§ STATED TASK:
Copy out the listing in full, exactly as written, but not its pictures.

(Stored records)
+ + +
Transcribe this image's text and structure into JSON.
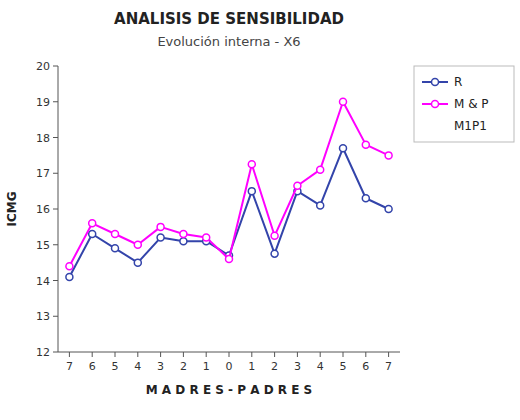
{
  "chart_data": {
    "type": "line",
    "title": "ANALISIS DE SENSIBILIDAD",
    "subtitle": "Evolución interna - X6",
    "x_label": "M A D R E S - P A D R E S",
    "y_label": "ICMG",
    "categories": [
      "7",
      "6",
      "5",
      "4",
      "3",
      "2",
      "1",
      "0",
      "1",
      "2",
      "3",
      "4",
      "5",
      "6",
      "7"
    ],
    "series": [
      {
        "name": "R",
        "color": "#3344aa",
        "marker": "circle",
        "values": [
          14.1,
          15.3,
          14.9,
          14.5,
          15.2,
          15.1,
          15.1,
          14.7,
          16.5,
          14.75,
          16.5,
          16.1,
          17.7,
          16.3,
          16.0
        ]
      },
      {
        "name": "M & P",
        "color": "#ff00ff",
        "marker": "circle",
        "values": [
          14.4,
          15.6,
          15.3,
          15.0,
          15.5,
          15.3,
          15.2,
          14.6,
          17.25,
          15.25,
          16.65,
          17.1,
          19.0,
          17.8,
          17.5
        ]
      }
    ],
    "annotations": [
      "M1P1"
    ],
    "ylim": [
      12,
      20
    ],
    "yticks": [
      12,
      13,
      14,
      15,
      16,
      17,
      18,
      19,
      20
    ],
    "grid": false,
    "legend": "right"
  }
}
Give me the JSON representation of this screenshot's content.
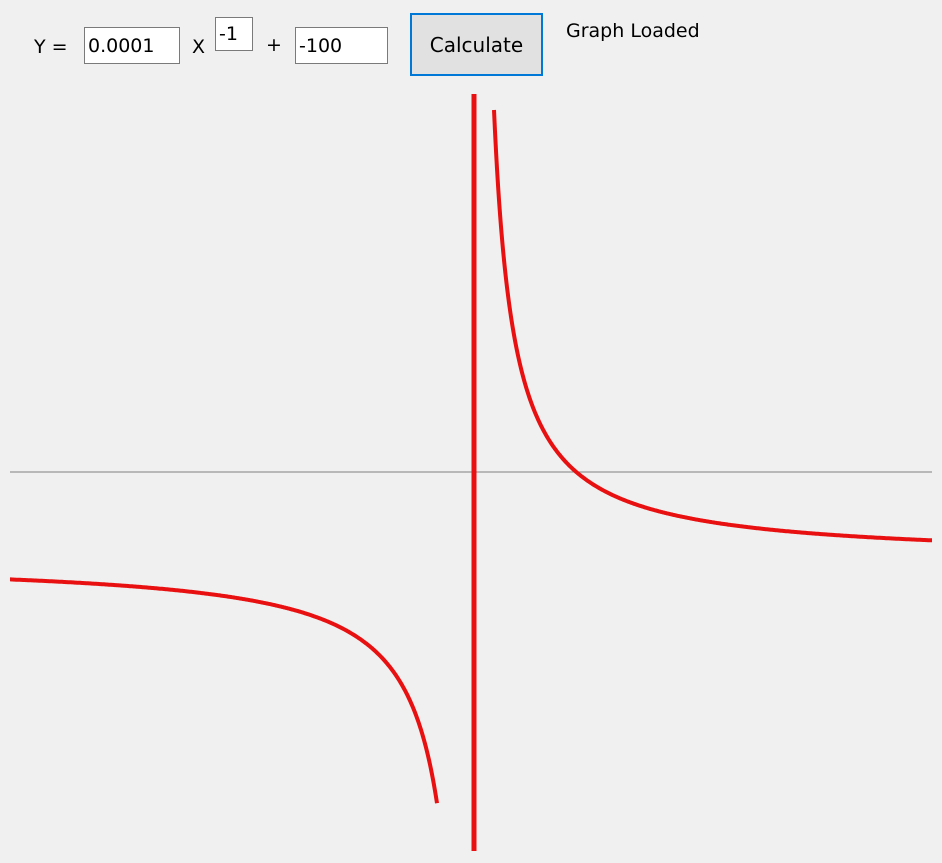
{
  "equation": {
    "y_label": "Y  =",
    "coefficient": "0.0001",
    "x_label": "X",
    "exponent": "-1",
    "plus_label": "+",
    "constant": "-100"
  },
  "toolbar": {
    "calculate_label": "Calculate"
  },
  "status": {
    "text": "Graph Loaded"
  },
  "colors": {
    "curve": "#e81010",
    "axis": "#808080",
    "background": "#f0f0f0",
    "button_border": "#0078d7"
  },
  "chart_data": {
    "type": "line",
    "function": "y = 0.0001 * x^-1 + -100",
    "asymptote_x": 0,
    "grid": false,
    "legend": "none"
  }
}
+ + +
§ SOLUTION:
Transcribe this image's text and structure into JSON.
{
  "chart_data": {
    "type": "line",
    "title": "ANALISIS DE SENSIBILIDAD",
    "subtitle": "Evolución interna - X6",
    "x_label": "M A D R E S - P A D R E S",
    "y_label": "ICMG",
    "categories": [
      "7",
      "6",
      "5",
      "4",
      "3",
      "2",
      "1",
      "0",
      "1",
      "2",
      "3",
      "4",
      "5",
      "6",
      "7"
    ],
    "series": [
      {
        "name": "R",
        "color": "#3344aa",
        "marker": "circle",
        "values": [
          14.1,
          15.3,
          14.9,
          14.5,
          15.2,
          15.1,
          15.1,
          14.7,
          16.5,
          14.75,
          16.5,
          16.1,
          17.7,
          16.3,
          16.0
        ]
      },
      {
        "name": "M & P",
        "color": "#ff00ff",
        "marker": "circle",
        "values": [
          14.4,
          15.6,
          15.3,
          15.0,
          15.5,
          15.3,
          15.2,
          14.6,
          17.25,
          15.25,
          16.65,
          17.1,
          19.0,
          17.8,
          17.5
        ]
      }
    ],
    "annotations": [
      "M1P1"
    ],
    "ylim": [
      12,
      20
    ],
    "yticks": [
      12,
      13,
      14,
      15,
      16,
      17,
      18,
      19,
      20
    ],
    "grid": false,
    "legend": "right"
  }
}
Give me the JSON representation of this screenshot's content.
{
  "equation": {
    "y_label": "Y  =",
    "coefficient": "0.0001",
    "x_label": "X",
    "exponent": "-1",
    "plus_label": "+",
    "constant": "-100"
  },
  "toolbar": {
    "calculate_label": "Calculate"
  },
  "status": {
    "text": "Graph Loaded"
  },
  "colors": {
    "curve": "#e81010",
    "axis": "#808080",
    "background": "#f0f0f0",
    "button_border": "#0078d7"
  },
  "chart_data": {
    "type": "line",
    "function": "y = 0.0001 * x^-1 + -100",
    "asymptote_x": 0,
    "grid": false,
    "legend": "none"
  }
}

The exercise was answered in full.